╭─ RECORDS PROVIDED
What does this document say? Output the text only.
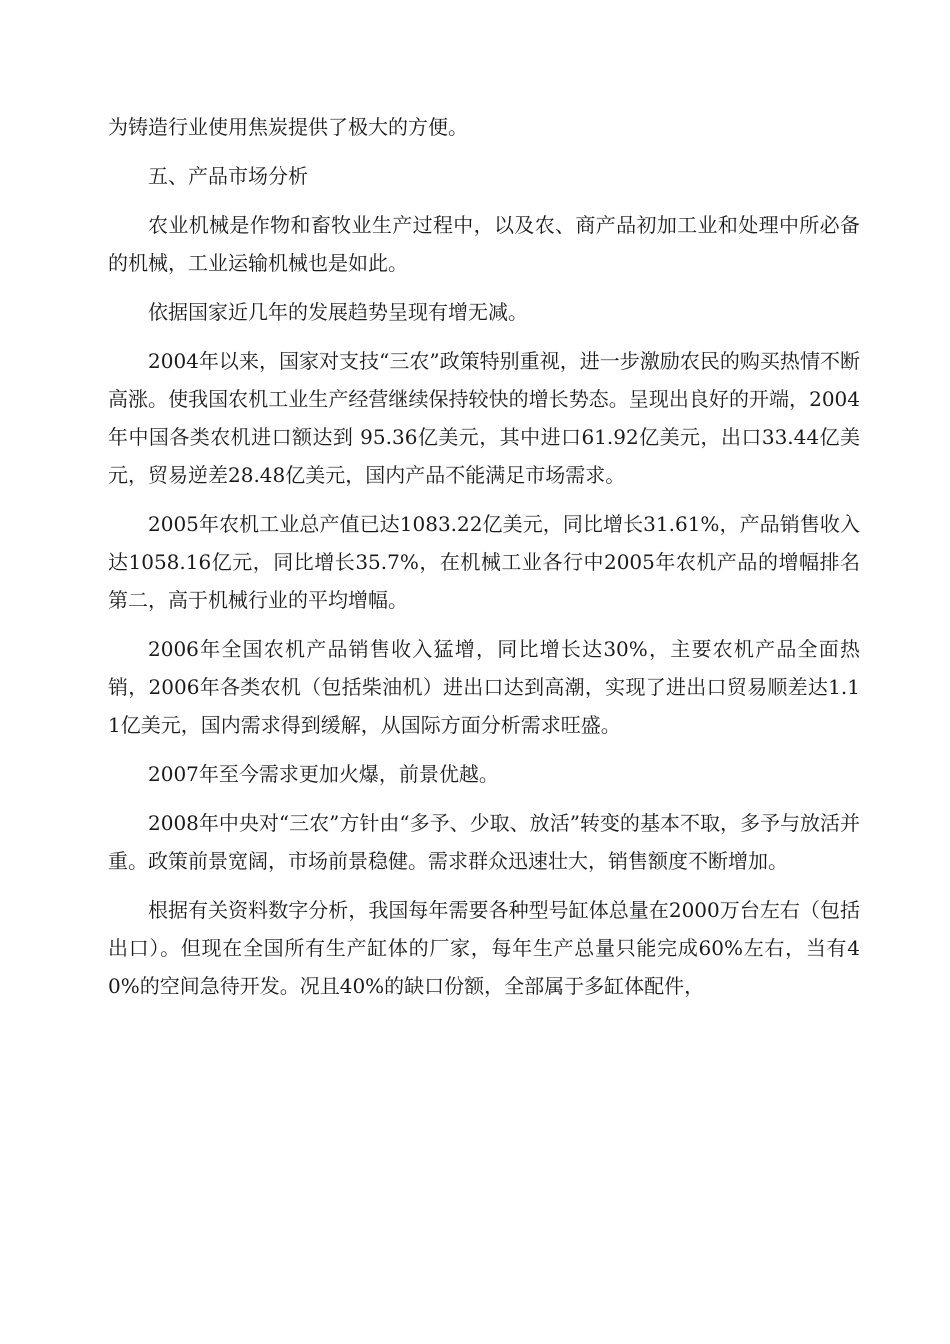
为铸造行业使用焦炭提供了极大的方便。

五、产品市场分析

农业机械是作物和畜牧业生产过程中，以及农、商产品初加工业和处理中所必备的机械，工业运输机械也是如此。

依据国家近几年的发展趋势呈现有增无减。

2004年以来，国家对支技“三农”政策特别重视，进一步激励农民的购买热情不断高涨。使我国农机工业生产经营继续保持较快的增长势态。呈现出良好的开端，2004年中国各类农机进口额达到 95.36亿美元，其中进口61.92亿美元，出口33.44亿美元，贸易逆差28.48亿美元，国内产品不能满足市场需求。

2005年农机工业总产值已达1083.22亿美元，同比增长31.61%，产品销售收入达1058.16亿元，同比增长35.7%，在机械工业各行中2005年农机产品的增幅排名第二，高于机械行业的平均增幅。

2006年全国农机产品销售收入猛增，同比增长达30%，主要农机产品全面热销，2006年各类农机（包括柴油机）进出口达到高潮，实现了进出口贸易顺差达1.11亿美元，国内需求得到缓解，从国际方面分析需求旺盛。

2007年至今需求更加火爆，前景优越。

2008年中央对“三农”方针由“多予、少取、放活”转变的基本不取，多予与放活并重。政策前景宽阔，市场前景稳健。需求群众迅速壮大，销售额度不断增加。

根据有关资料数字分析，我国每年需要各种型号缸体总量在2000万台左右（包括出口）。但现在全国所有生产缸体的厂家，每年生产总量只能完成60%左右，当有40%的空间急待开发。况且40%的缺口份额，全部属于多缸体配件，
╰─
_DESCRIPTION OF THE TASK_
Output the full set of records above without changing a word, and drop the images.

_OUTPUT BELOW_
What does this document say? Output the text only.
为铸造行业使用焦炭提供了极大的方便。

五、产品市场分析

农业机械是作物和畜牧业生产过程中，以及农、商产品初加工业和处理中所必备的机械，工业运输机械也是如此。

依据国家近几年的发展趋势呈现有增无减。

2004年以来，国家对支技“三农”政策特别重视，进一步激励农民的购买热情不断高涨。使我国农机工业生产经营继续保持较快的增长势态。呈现出良好的开端，2004年中国各类农机进口额达到 95.36亿美元，其中进口61.92亿美元，出口33.44亿美元，贸易逆差28.48亿美元，国内产品不能满足市场需求。

2005年农机工业总产值已达1083.22亿美元，同比增长31.61%，产品销售收入达1058.16亿元，同比增长35.7%，在机械工业各行中2005年农机产品的增幅排名第二，高于机械行业的平均增幅。

2006年全国农机产品销售收入猛增，同比增长达30%，主要农机产品全面热销，2006年各类农机（包括柴油机）进出口达到高潮，实现了进出口贸易顺差达1.11亿美元，国内需求得到缓解，从国际方面分析需求旺盛。

2007年至今需求更加火爆，前景优越。

2008年中央对“三农”方针由“多予、少取、放活”转变的基本不取，多予与放活并重。政策前景宽阔，市场前景稳健。需求群众迅速壮大，销售额度不断增加。

根据有关资料数字分析，我国每年需要各种型号缸体总量在2000万台左右（包括出口）。但现在全国所有生产缸体的厂家，每年生产总量只能完成60%左右，当有40%的空间急待开发。况且40%的缺口份额，全部属于多缸体配件，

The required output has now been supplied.